_WHAT YOU NEED TO DO_
Pull each line holding "this" out of the entries below.

_DATASET RECORDS_
+ + + + +

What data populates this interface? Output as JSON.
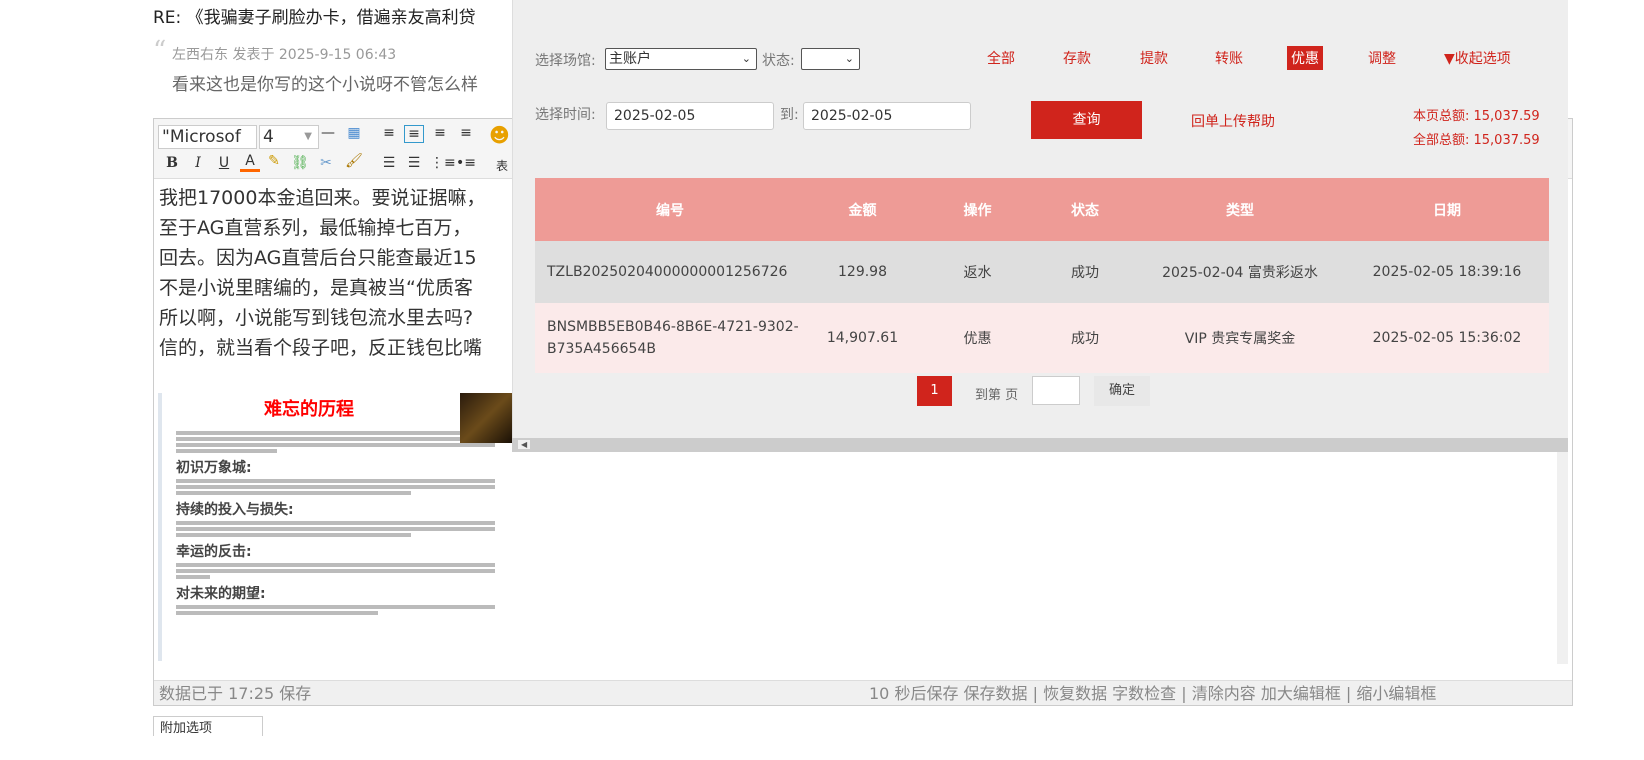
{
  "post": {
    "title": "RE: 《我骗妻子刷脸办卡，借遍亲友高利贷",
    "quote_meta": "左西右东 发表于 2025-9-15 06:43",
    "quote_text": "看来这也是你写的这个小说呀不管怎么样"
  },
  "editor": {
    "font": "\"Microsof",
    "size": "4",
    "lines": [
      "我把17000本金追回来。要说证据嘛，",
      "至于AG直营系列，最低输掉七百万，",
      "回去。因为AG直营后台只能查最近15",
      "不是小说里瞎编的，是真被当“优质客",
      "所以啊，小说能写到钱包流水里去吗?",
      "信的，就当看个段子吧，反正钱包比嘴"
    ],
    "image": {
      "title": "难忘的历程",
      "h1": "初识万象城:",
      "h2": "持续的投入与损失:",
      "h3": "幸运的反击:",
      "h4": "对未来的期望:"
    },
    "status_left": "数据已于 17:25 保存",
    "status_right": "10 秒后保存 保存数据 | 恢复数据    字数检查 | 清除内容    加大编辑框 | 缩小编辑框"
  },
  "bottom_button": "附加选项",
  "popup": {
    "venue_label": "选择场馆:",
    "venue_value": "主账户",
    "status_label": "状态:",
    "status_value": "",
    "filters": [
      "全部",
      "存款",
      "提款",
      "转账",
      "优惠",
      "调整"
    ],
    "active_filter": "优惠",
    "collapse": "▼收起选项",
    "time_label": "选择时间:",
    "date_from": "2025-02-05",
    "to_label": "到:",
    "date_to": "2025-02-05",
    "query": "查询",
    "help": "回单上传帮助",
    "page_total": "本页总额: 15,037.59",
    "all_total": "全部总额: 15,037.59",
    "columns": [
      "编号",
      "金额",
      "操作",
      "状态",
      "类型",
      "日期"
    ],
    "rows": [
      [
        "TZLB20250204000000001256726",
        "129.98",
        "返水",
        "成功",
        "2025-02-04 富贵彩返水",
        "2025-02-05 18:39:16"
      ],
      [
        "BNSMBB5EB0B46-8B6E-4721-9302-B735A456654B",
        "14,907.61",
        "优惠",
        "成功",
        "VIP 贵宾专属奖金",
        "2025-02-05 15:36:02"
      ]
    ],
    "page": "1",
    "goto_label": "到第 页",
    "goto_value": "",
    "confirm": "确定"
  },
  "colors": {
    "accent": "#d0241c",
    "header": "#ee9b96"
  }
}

+ + + + +

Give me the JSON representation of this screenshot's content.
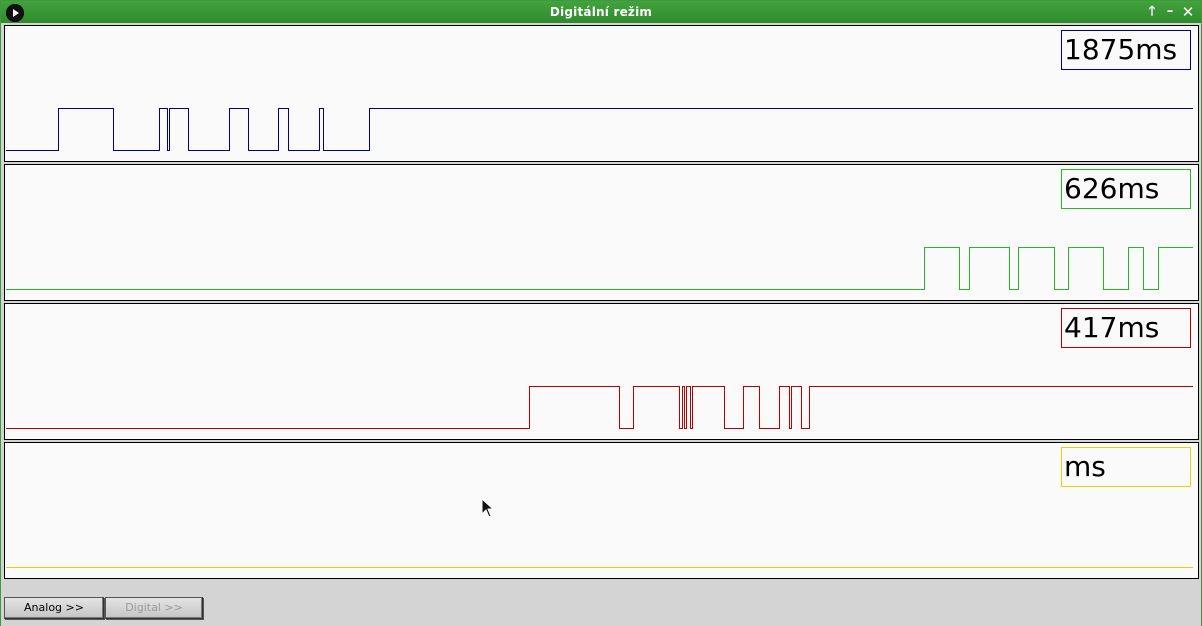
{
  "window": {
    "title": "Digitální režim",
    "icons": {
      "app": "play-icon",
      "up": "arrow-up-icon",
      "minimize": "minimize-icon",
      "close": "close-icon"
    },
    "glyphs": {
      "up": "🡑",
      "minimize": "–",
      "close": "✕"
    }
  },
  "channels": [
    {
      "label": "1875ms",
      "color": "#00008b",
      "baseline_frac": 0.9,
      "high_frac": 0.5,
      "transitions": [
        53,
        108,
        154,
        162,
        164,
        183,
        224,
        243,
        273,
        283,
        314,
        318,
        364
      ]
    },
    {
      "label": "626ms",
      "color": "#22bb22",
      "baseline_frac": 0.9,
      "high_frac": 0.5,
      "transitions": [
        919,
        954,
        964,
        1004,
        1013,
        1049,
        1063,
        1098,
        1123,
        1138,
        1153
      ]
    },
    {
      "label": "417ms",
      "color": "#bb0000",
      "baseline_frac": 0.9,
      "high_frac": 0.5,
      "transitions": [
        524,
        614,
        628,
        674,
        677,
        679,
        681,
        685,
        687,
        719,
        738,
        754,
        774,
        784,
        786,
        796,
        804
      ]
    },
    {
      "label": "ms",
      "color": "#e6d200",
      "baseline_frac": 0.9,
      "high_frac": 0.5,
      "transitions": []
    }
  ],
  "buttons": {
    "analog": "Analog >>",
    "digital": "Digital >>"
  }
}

+ + + + +

_WRITTEN RESPONSE_
What data populates this interface? Output as JSON.
Give me the JSON representation of this screenshot's content.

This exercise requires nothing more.